Extracted records ->
———

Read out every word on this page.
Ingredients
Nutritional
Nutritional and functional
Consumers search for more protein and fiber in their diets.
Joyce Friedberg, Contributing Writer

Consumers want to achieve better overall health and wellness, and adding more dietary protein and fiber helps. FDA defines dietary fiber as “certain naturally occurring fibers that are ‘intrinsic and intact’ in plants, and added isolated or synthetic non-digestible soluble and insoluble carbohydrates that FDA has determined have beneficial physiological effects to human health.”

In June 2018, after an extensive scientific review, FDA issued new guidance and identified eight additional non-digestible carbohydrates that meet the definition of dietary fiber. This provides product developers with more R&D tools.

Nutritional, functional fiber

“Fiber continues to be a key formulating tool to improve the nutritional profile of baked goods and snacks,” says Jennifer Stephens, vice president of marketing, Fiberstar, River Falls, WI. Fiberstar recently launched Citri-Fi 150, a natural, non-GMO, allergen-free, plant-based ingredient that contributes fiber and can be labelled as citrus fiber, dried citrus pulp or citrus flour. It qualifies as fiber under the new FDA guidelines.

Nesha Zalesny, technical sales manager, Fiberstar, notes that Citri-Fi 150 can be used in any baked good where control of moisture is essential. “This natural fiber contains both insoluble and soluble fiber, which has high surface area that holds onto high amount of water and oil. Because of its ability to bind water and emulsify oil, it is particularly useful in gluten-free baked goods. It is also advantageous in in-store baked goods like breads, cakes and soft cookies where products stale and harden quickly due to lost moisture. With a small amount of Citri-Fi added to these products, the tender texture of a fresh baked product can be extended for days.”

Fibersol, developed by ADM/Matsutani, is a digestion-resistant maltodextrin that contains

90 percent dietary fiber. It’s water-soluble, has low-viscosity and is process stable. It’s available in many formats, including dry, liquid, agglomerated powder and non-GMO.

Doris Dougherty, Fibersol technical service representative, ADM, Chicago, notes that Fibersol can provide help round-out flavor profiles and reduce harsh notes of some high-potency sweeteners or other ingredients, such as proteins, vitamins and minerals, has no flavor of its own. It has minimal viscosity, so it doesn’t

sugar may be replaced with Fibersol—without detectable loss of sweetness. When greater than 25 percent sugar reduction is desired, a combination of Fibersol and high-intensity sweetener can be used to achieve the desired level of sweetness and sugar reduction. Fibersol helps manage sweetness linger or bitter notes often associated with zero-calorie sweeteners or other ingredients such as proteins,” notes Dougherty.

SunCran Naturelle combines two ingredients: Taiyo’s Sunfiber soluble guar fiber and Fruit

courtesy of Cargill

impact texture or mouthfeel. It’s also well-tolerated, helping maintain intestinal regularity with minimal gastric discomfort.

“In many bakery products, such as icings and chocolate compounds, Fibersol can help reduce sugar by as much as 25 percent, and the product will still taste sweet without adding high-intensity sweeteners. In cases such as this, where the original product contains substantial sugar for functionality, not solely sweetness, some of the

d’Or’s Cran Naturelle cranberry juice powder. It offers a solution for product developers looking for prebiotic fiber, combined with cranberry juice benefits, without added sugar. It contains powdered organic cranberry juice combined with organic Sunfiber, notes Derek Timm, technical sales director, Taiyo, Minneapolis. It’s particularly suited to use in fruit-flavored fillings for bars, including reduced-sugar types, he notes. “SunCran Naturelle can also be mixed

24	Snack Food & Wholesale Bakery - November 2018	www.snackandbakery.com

———

What to do -> Write every entry out again. Leave each one exactly as it is.

Task result ->
Read out every word on this page.
Ingredients
Nutritional
Nutritional and functional
Consumers search for more protein and fiber in their diets.
Joyce Friedberg, Contributing Writer

Consumers want to achieve better overall health and wellness, and adding more dietary protein and fiber helps. FDA defines dietary fiber as “certain naturally occurring fibers that are ‘intrinsic and intact’ in plants, and added isolated or synthetic non-digestible soluble and insoluble carbohydrates that FDA has determined have beneficial physiological effects to human health.”

In June 2018, after an extensive scientific review, FDA issued new guidance and identified eight additional non-digestible carbohydrates that meet the definition of dietary fiber. This provides product developers with more R&D tools.

Nutritional, functional fiber

“Fiber continues to be a key formulating tool to improve the nutritional profile of baked goods and snacks,” says Jennifer Stephens, vice president of marketing, Fiberstar, River Falls, WI. Fiberstar recently launched Citri-Fi 150, a natural, non-GMO, allergen-free, plant-based ingredient that contributes fiber and can be labelled as citrus fiber, dried citrus pulp or citrus flour. It qualifies as fiber under the new FDA guidelines.

Nesha Zalesny, technical sales manager, Fiberstar, notes that Citri-Fi 150 can be used in any baked good where control of moisture is essential. “This natural fiber contains both insoluble and soluble fiber, which has high surface area that holds onto high amount of water and oil. Because of its ability to bind water and emulsify oil, it is particularly useful in gluten-free baked goods. It is also advantageous in in-store baked goods like breads, cakes and soft cookies where products stale and harden quickly due to lost moisture. With a small amount of Citri-Fi added to these products, the tender texture of a fresh baked product can be extended for days.”

Fibersol, developed by ADM/Matsutani, is a digestion-resistant maltodextrin that contains

90 percent dietary fiber. It’s water-soluble, has low-viscosity and is process stable. It’s available in many formats, including dry, liquid, agglomerated powder and non-GMO.

Doris Dougherty, Fibersol technical service representative, ADM, Chicago, notes that Fibersol can provide help round-out flavor profiles and reduce harsh notes of some high-potency sweeteners or other ingredients, such as proteins, vitamins and minerals, has no flavor of its own. It has minimal viscosity, so it doesn’t

sugar may be replaced with Fibersol—without detectable loss of sweetness. When greater than 25 percent sugar reduction is desired, a combination of Fibersol and high-intensity sweetener can be used to achieve the desired level of sweetness and sugar reduction. Fibersol helps manage sweetness linger or bitter notes often associated with zero-calorie sweeteners or other ingredients such as proteins,” notes Dougherty.

SunCran Naturelle combines two ingredients: Taiyo’s Sunfiber soluble guar fiber and Fruit

courtesy of Cargill

impact texture or mouthfeel. It’s also well-tolerated, helping maintain intestinal regularity with minimal gastric discomfort.

“In many bakery products, such as icings and chocolate compounds, Fibersol can help reduce sugar by as much as 25 percent, and the product will still taste sweet without adding high-intensity sweeteners. In cases such as this, where the original product contains substantial sugar for functionality, not solely sweetness, some of the

d’Or’s Cran Naturelle cranberry juice powder. It offers a solution for product developers looking for prebiotic fiber, combined with cranberry juice benefits, without added sugar. It contains powdered organic cranberry juice combined with organic Sunfiber, notes Derek Timm, technical sales director, Taiyo, Minneapolis. It’s particularly suited to use in fruit-flavored fillings for bars, including reduced-sugar types, he notes. “SunCran Naturelle can also be mixed

24	Snack Food & Wholesale Bakery - November 2018	www.snackandbakery.com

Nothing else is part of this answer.